Set exercise: Wherever the word "נציג" appears in a line, extract that line.

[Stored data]
▬▬▬▬▬▬

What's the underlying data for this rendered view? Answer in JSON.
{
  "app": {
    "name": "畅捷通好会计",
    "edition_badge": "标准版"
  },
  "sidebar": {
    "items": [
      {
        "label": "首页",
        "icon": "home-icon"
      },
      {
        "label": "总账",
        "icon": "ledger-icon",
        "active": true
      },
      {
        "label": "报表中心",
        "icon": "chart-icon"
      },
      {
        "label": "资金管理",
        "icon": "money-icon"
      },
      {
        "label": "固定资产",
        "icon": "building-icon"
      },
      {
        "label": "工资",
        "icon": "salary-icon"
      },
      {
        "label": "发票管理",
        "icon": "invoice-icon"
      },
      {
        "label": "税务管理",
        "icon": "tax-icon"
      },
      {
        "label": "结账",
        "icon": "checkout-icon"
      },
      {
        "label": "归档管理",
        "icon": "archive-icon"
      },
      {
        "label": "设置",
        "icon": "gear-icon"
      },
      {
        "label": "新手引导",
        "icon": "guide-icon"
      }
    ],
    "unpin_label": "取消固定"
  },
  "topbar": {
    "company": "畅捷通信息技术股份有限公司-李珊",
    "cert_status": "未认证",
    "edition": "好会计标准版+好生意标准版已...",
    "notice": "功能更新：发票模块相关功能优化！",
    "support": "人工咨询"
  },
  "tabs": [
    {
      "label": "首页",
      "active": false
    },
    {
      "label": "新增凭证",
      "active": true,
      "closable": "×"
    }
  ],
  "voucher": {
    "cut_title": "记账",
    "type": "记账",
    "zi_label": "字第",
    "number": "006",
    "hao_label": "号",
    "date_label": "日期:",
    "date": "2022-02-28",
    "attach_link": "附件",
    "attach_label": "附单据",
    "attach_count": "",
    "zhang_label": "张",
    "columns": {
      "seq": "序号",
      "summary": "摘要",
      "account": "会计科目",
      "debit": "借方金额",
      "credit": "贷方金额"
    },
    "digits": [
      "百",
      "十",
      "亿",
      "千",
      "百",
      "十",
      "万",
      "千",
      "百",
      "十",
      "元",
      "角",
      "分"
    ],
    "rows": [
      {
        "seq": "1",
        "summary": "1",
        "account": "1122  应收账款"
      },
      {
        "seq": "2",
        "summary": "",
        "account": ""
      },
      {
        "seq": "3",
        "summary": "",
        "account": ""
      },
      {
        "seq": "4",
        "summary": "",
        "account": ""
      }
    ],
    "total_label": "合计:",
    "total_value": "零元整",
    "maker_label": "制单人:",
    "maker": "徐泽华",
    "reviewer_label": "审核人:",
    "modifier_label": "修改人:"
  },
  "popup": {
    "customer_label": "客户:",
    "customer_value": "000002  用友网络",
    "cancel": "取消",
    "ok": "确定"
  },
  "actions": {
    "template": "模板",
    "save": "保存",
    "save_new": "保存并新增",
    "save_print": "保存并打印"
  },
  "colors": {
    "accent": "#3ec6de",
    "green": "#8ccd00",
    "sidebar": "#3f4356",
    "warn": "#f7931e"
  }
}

▬▬▬▬▬▬

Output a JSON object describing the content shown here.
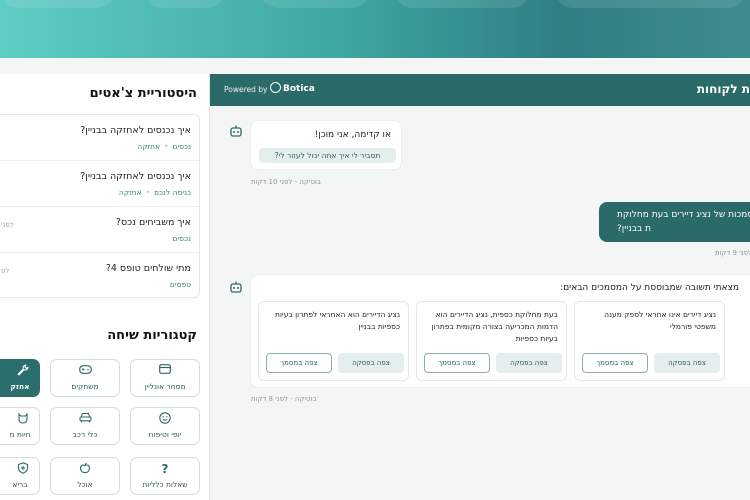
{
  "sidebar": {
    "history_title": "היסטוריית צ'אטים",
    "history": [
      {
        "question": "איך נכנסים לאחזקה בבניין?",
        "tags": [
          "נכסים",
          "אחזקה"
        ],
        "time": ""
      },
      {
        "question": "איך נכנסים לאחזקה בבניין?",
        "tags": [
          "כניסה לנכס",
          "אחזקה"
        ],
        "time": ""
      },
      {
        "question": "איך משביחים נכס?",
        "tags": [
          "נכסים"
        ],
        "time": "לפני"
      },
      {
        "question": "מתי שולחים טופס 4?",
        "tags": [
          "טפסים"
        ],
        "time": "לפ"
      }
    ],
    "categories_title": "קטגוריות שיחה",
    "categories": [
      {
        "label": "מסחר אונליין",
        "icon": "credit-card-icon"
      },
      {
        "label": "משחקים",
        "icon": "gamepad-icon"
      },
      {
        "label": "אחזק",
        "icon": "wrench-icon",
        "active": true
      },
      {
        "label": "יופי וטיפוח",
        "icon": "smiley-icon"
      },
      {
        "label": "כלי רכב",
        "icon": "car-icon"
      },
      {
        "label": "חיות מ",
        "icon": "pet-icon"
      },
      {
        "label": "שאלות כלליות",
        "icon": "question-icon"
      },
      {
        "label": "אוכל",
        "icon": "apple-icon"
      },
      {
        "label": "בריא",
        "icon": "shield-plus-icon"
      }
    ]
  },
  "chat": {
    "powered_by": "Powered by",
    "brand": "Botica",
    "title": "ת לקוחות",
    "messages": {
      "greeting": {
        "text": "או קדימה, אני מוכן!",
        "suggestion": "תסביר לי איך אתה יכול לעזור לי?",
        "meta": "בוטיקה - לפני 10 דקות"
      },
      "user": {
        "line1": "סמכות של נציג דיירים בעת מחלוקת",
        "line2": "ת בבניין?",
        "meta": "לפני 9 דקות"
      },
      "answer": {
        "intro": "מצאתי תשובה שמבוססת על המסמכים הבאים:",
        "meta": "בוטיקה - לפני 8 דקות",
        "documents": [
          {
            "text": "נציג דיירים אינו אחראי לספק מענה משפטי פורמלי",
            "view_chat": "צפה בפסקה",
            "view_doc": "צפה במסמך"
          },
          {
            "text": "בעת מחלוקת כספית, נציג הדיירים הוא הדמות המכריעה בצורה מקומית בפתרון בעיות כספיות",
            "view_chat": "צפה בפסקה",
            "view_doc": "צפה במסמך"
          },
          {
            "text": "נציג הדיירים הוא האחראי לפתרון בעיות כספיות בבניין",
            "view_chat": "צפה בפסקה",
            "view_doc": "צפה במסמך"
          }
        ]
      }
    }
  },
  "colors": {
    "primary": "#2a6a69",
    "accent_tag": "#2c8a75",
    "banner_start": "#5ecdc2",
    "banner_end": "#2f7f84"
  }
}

▬▬▬▬▬▬

Task output:
        "line1": "סמכות של נציג דיירים בעת מחלוקת",
            "text": "נציג דיירים אינו אחראי לספק מענה משפטי פורמלי",
            "text": "בעת מחלוקת כספית, נציג הדיירים הוא הדמות המכריעה בצורה מקומית בפתרון בעיות כספיות",
            "text": "נציג הדיירים הוא האחראי לפתרון בעיות כספיות בבניין",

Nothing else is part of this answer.